#### EXERCISE REQUIREMENTS
Go through the data and copy every line exactly, but not the images.

#### MATERIAL SUPPLIED
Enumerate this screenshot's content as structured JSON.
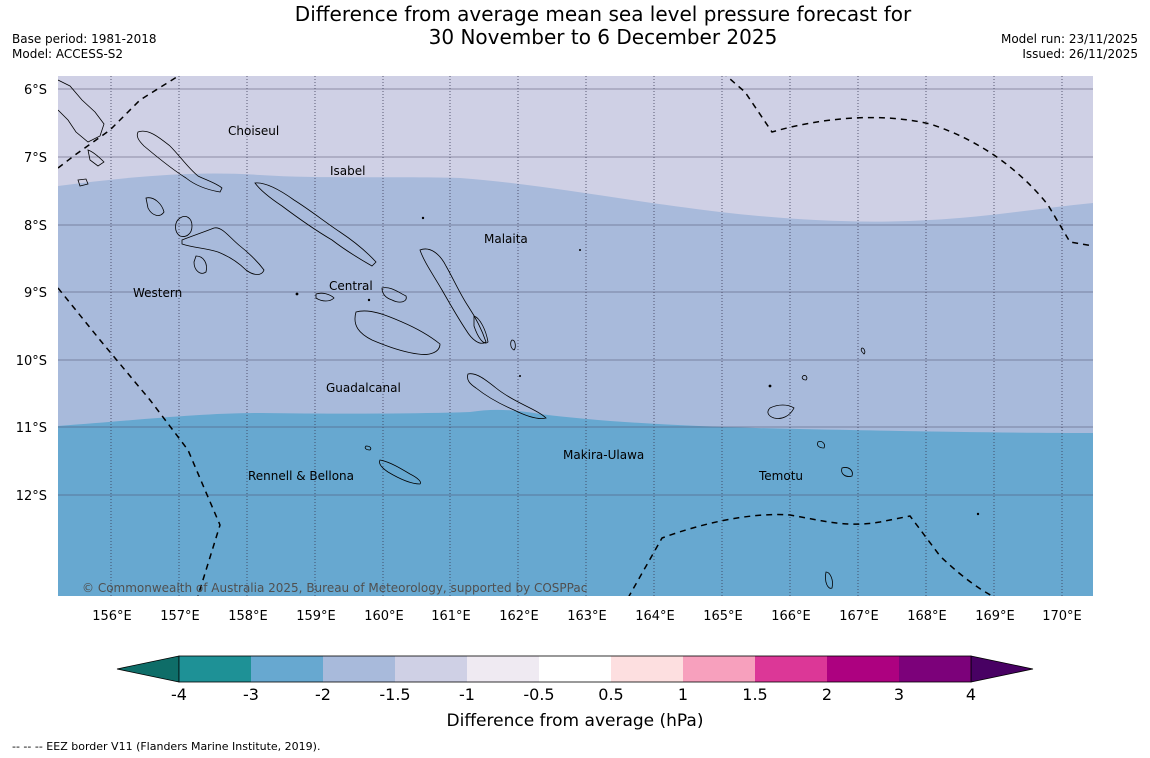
{
  "header": {
    "title_line1": "Difference from average mean sea level pressure forecast for",
    "title_line2": "30 November to 6 December 2025",
    "base_period": "Base period: 1981-2018",
    "model": "Model: ACCESS-S2",
    "model_run": "Model run: 23/11/2025",
    "issued": "Issued: 26/11/2025"
  },
  "map": {
    "copyright": "© Commonwealth of Australia 2025, Bureau of Meteorology, supported by COSPPac",
    "lon_ticks": [
      "156°E",
      "157°E",
      "158°E",
      "159°E",
      "160°E",
      "161°E",
      "162°E",
      "163°E",
      "164°E",
      "165°E",
      "166°E",
      "167°E",
      "168°E",
      "169°E",
      "170°E"
    ],
    "lat_ticks": [
      "6°S",
      "7°S",
      "8°S",
      "9°S",
      "10°S",
      "11°S",
      "12°S"
    ],
    "regions": [
      "Choiseul",
      "Isabel",
      "Malaita",
      "Western",
      "Central",
      "Guadalcanal",
      "Makira-Ulawa",
      "Rennell & Bellona",
      "Temotu"
    ],
    "shading_colors": {
      "minus_1_5_to_minus_1": "#cfd0e5",
      "minus_2_to_minus_1_5": "#a8badb",
      "minus_3_to_minus_2": "#67a8d0"
    }
  },
  "colorbar": {
    "title": "Difference from average (hPa)",
    "labels": [
      "-4",
      "-3",
      "-2",
      "-1.5",
      "-1",
      "-0.5",
      "0.5",
      "1",
      "1.5",
      "2",
      "3",
      "4"
    ],
    "colors": [
      "#1e9196",
      "#67a8d0",
      "#a8badb",
      "#cfd0e5",
      "#efeaf2",
      "#ffffff",
      "#fddfe0",
      "#f7a0bd",
      "#dc3797",
      "#ad0180",
      "#7c017a"
    ],
    "under_color": "#0e6d68",
    "over_color": "#480163"
  },
  "footnote": "--  --  -- EEZ border V11 (Flanders Marine Institute, 2019)."
}
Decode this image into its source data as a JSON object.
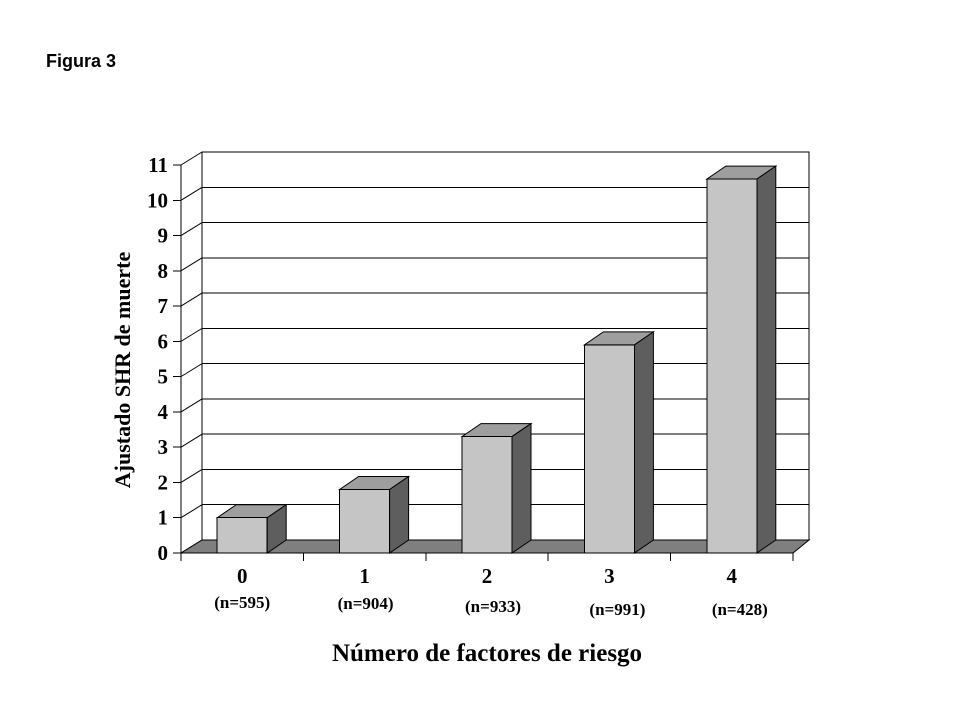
{
  "figure_label": "Figura 3",
  "chart_data": {
    "type": "bar",
    "style": "3d-column",
    "title": "Figura 3",
    "xlabel": "Número de factores de riesgo",
    "ylabel": "Ajustado SHR de muerte",
    "categories": [
      "0",
      "1",
      "2",
      "3",
      "4"
    ],
    "category_sublabels": [
      "(n=595)",
      "(n=904)",
      "(n=933)",
      "(n=991)",
      "(n=428)"
    ],
    "values": [
      1.0,
      1.8,
      3.3,
      5.9,
      10.6
    ],
    "ylim": [
      0,
      11
    ],
    "ytick_step": 1,
    "yticks": [
      "0",
      "1",
      "2",
      "3",
      "4",
      "5",
      "6",
      "7",
      "8",
      "9",
      "10",
      "11"
    ],
    "grid": true,
    "legend": false,
    "colors": {
      "bar_front": "#c5c5c5",
      "bar_top": "#9e9e9e",
      "bar_side": "#5e5e5e",
      "floor": "#7f7f7f",
      "line": "#000000",
      "background": "#ffffff"
    }
  }
}
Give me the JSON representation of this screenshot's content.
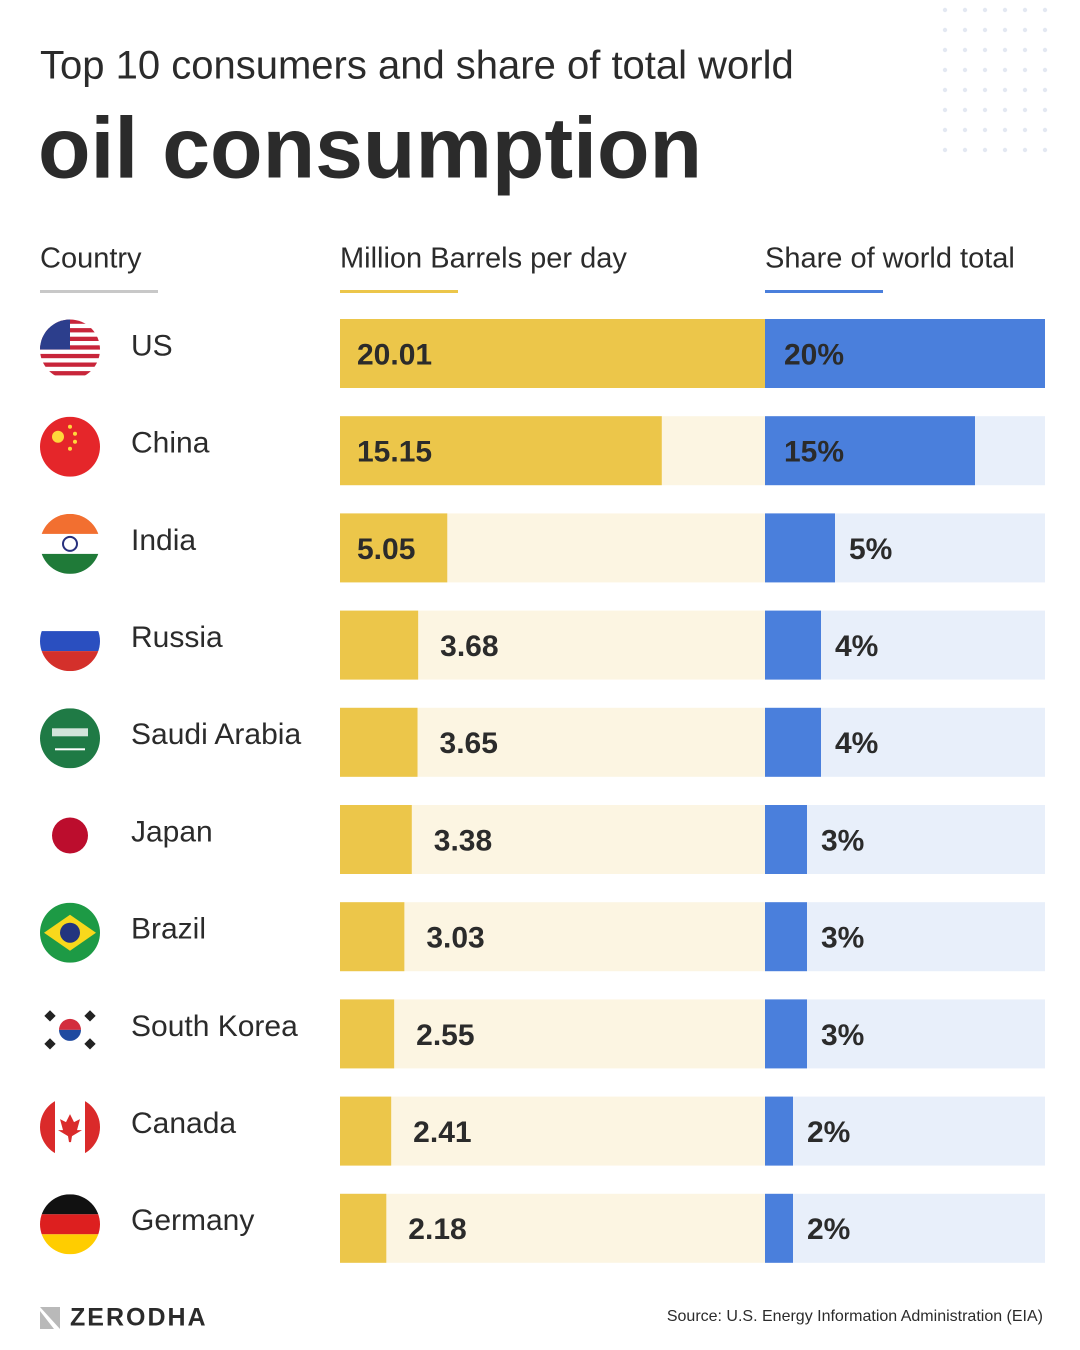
{
  "chart_data": {
    "type": "bar",
    "title": "Top 10 consumers and share of total world",
    "subtitle": "oil consumption",
    "category_header": "Country",
    "categories": [
      "US",
      "China",
      "India",
      "Russia",
      "Saudi Arabia",
      "Japan",
      "Brazil",
      "South Korea",
      "Canada",
      "Germany"
    ],
    "series": [
      {
        "name": "Million Barrels per day",
        "color": "#ecc64a",
        "track_color": "#fcf5e2",
        "values": [
          20.01,
          15.15,
          5.05,
          3.68,
          3.65,
          3.38,
          3.03,
          2.55,
          2.41,
          2.18
        ]
      },
      {
        "name": "Share of world total",
        "color": "#4a7fdc",
        "track_color": "#e8effa",
        "values": [
          20,
          15,
          5,
          4,
          4,
          3,
          3,
          3,
          2,
          2
        ],
        "value_labels": [
          "20%",
          "15%",
          "5%",
          "4%",
          "4%",
          "3%",
          "3%",
          "3%",
          "2%",
          "2%"
        ]
      }
    ],
    "source": "Source: U.S. Energy Information Administration (EIA)",
    "brand": "ZERODHA"
  }
}
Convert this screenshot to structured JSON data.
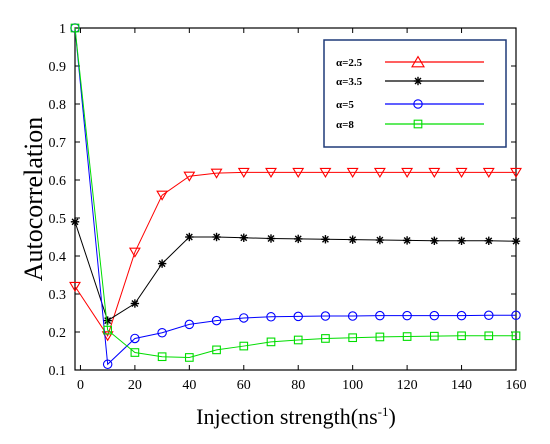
{
  "chart_data": {
    "type": "line",
    "xlabel": "Injection strength(ns",
    "xlabel_sup": "-1",
    "xlabel_end": ")",
    "ylabel": "Autocorrelation",
    "xlim": [
      -2,
      160
    ],
    "ylim": [
      0.1,
      1.0
    ],
    "xticks": [
      0,
      20,
      40,
      60,
      80,
      100,
      120,
      140,
      160
    ],
    "yticks": [
      0.1,
      0.2,
      0.3,
      0.4,
      0.5,
      0.6,
      0.7,
      0.8,
      0.9,
      1
    ],
    "grid": false,
    "legend_position": "top-right",
    "x": [
      -2,
      10,
      20,
      30,
      40,
      50,
      60,
      70,
      80,
      90,
      100,
      110,
      120,
      130,
      140,
      150,
      160
    ],
    "series": [
      {
        "name": "α=2.5",
        "color": "#ff0000",
        "marker": "triangle",
        "values": [
          0.32,
          0.19,
          0.41,
          0.56,
          0.61,
          0.618,
          0.62,
          0.62,
          0.62,
          0.62,
          0.62,
          0.62,
          0.62,
          0.62,
          0.62,
          0.62,
          0.62
        ]
      },
      {
        "name": "α=3.5",
        "color": "#000000",
        "marker": "star",
        "values": [
          0.49,
          0.23,
          0.275,
          0.38,
          0.45,
          0.45,
          0.448,
          0.446,
          0.445,
          0.444,
          0.443,
          0.442,
          0.441,
          0.44,
          0.44,
          0.44,
          0.439
        ]
      },
      {
        "name": "α=5",
        "color": "#0000ff",
        "marker": "circle",
        "values": [
          1.0,
          0.115,
          0.183,
          0.198,
          0.22,
          0.23,
          0.237,
          0.24,
          0.241,
          0.242,
          0.242,
          0.243,
          0.243,
          0.243,
          0.243,
          0.244,
          0.244
        ]
      },
      {
        "name": "α=8",
        "color": "#00dd00",
        "marker": "square",
        "values": [
          1.0,
          0.205,
          0.146,
          0.135,
          0.133,
          0.153,
          0.163,
          0.174,
          0.179,
          0.183,
          0.185,
          0.187,
          0.188,
          0.189,
          0.19,
          0.19,
          0.19
        ]
      }
    ]
  }
}
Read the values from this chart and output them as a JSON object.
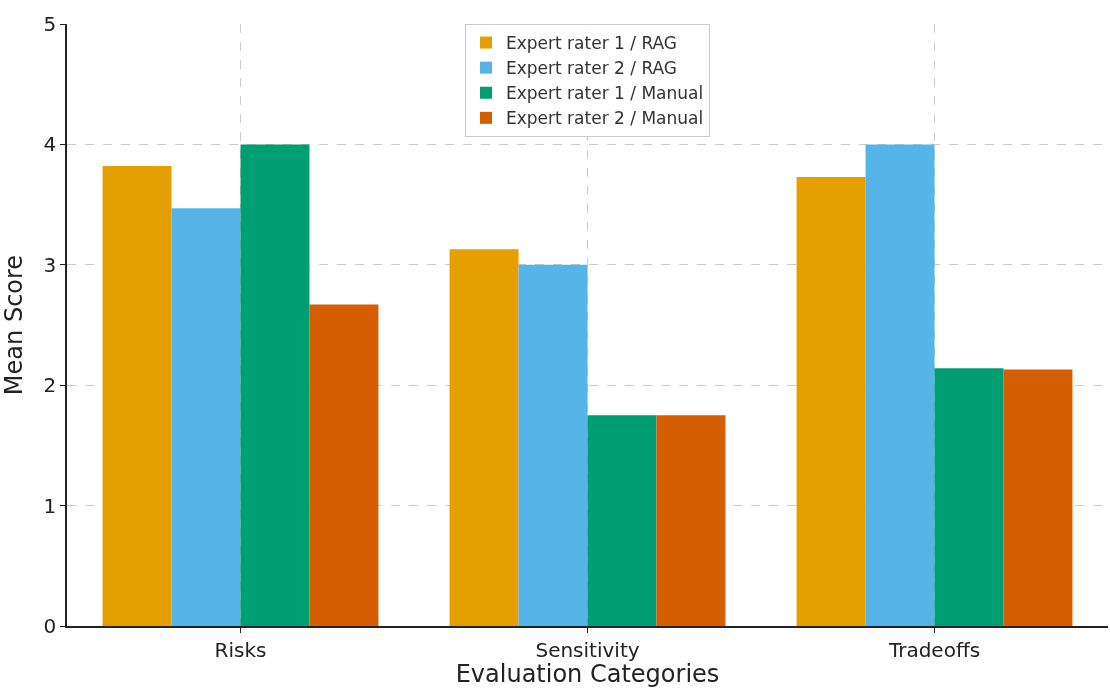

#### PROBLEM SOLUTION
Enumerate this screenshot's content as structured JSON.
{
  "header": {
    "title_line1": "Difference from average mean sea level pressure forecast for",
    "title_line2": "30 November to 6 December 2025",
    "base_period": "Base period: 1981-2018",
    "model": "Model: ACCESS-S2",
    "model_run": "Model run: 23/11/2025",
    "issued": "Issued: 26/11/2025"
  },
  "map": {
    "copyright": "© Commonwealth of Australia 2025, Bureau of Meteorology, supported by COSPPac",
    "lon_ticks": [
      "156°E",
      "157°E",
      "158°E",
      "159°E",
      "160°E",
      "161°E",
      "162°E",
      "163°E",
      "164°E",
      "165°E",
      "166°E",
      "167°E",
      "168°E",
      "169°E",
      "170°E"
    ],
    "lat_ticks": [
      "6°S",
      "7°S",
      "8°S",
      "9°S",
      "10°S",
      "11°S",
      "12°S"
    ],
    "regions": [
      "Choiseul",
      "Isabel",
      "Malaita",
      "Western",
      "Central",
      "Guadalcanal",
      "Makira-Ulawa",
      "Rennell & Bellona",
      "Temotu"
    ],
    "shading_colors": {
      "minus_1_5_to_minus_1": "#cfd0e5",
      "minus_2_to_minus_1_5": "#a8badb",
      "minus_3_to_minus_2": "#67a8d0"
    }
  },
  "colorbar": {
    "title": "Difference from average (hPa)",
    "labels": [
      "-4",
      "-3",
      "-2",
      "-1.5",
      "-1",
      "-0.5",
      "0.5",
      "1",
      "1.5",
      "2",
      "3",
      "4"
    ],
    "colors": [
      "#1e9196",
      "#67a8d0",
      "#a8badb",
      "#cfd0e5",
      "#efeaf2",
      "#ffffff",
      "#fddfe0",
      "#f7a0bd",
      "#dc3797",
      "#ad0180",
      "#7c017a"
    ],
    "under_color": "#0e6d68",
    "over_color": "#480163"
  },
  "footnote": "--  --  -- EEZ border V11 (Flanders Marine Institute, 2019)."
}
Decode this image into its source data as a JSON object.
{
  "figure_label": "Figura 3",
  "chart_data": {
    "type": "bar",
    "style": "3d-column",
    "title": "Figura 3",
    "xlabel": "Número de factores de riesgo",
    "ylabel": "Ajustado SHR de muerte",
    "categories": [
      "0",
      "1",
      "2",
      "3",
      "4"
    ],
    "category_sublabels": [
      "(n=595)",
      "(n=904)",
      "(n=933)",
      "(n=991)",
      "(n=428)"
    ],
    "values": [
      1.0,
      1.8,
      3.3,
      5.9,
      10.6
    ],
    "ylim": [
      0,
      11
    ],
    "ytick_step": 1,
    "yticks": [
      "0",
      "1",
      "2",
      "3",
      "4",
      "5",
      "6",
      "7",
      "8",
      "9",
      "10",
      "11"
    ],
    "grid": true,
    "legend": false,
    "colors": {
      "bar_front": "#c5c5c5",
      "bar_top": "#9e9e9e",
      "bar_side": "#5e5e5e",
      "floor": "#7f7f7f",
      "line": "#000000",
      "background": "#ffffff"
    }
  }
}
Give me the JSON representation of this screenshot's content.
{
  "chart_data": {
    "type": "bar",
    "title": "Top 10 consumers and share of total world",
    "subtitle": "oil consumption",
    "category_header": "Country",
    "categories": [
      "US",
      "China",
      "India",
      "Russia",
      "Saudi Arabia",
      "Japan",
      "Brazil",
      "South Korea",
      "Canada",
      "Germany"
    ],
    "series": [
      {
        "name": "Million Barrels per day",
        "color": "#ecc64a",
        "track_color": "#fcf5e2",
        "values": [
          20.01,
          15.15,
          5.05,
          3.68,
          3.65,
          3.38,
          3.03,
          2.55,
          2.41,
          2.18
        ]
      },
      {
        "name": "Share of world total",
        "color": "#4a7fdc",
        "track_color": "#e8effa",
        "values": [
          20,
          15,
          5,
          4,
          4,
          3,
          3,
          3,
          2,
          2
        ],
        "value_labels": [
          "20%",
          "15%",
          "5%",
          "4%",
          "4%",
          "3%",
          "3%",
          "3%",
          "2%",
          "2%"
        ]
      }
    ],
    "source": "Source: U.S. Energy Information Administration (EIA)",
    "brand": "ZERODHA"
  }
}
Convert this screenshot to structured JSON data.
{
  "chart_data": {
    "type": "line",
    "xlabel": "Injection strength(ns",
    "xlabel_sup": "-1",
    "xlabel_end": ")",
    "ylabel": "Autocorrelation",
    "xlim": [
      -2,
      160
    ],
    "ylim": [
      0.1,
      1.0
    ],
    "xticks": [
      0,
      20,
      40,
      60,
      80,
      100,
      120,
      140,
      160
    ],
    "yticks": [
      0.1,
      0.2,
      0.3,
      0.4,
      0.5,
      0.6,
      0.7,
      0.8,
      0.9,
      1
    ],
    "grid": false,
    "legend_position": "top-right",
    "x": [
      -2,
      10,
      20,
      30,
      40,
      50,
      60,
      70,
      80,
      90,
      100,
      110,
      120,
      130,
      140,
      150,
      160
    ],
    "series": [
      {
        "name": "α=2.5",
        "color": "#ff0000",
        "marker": "triangle",
        "values": [
          0.32,
          0.19,
          0.41,
          0.56,
          0.61,
          0.618,
          0.62,
          0.62,
          0.62,
          0.62,
          0.62,
          0.62,
          0.62,
          0.62,
          0.62,
          0.62,
          0.62
        ]
      },
      {
        "name": "α=3.5",
        "color": "#000000",
        "marker": "star",
        "values": [
          0.49,
          0.23,
          0.275,
          0.38,
          0.45,
          0.45,
          0.448,
          0.446,
          0.445,
          0.444,
          0.443,
          0.442,
          0.441,
          0.44,
          0.44,
          0.44,
          0.439
        ]
      },
      {
        "name": "α=5",
        "color": "#0000ff",
        "marker": "circle",
        "values": [
          1.0,
          0.115,
          0.183,
          0.198,
          0.22,
          0.23,
          0.237,
          0.24,
          0.241,
          0.242,
          0.242,
          0.243,
          0.243,
          0.243,
          0.243,
          0.244,
          0.244
        ]
      },
      {
        "name": "α=8",
        "color": "#00dd00",
        "marker": "square",
        "values": [
          1.0,
          0.205,
          0.146,
          0.135,
          0.133,
          0.153,
          0.163,
          0.174,
          0.179,
          0.183,
          0.185,
          0.187,
          0.188,
          0.189,
          0.19,
          0.19,
          0.19
        ]
      }
    ]
  }
}
Read the values from this chart and output them as a JSON object.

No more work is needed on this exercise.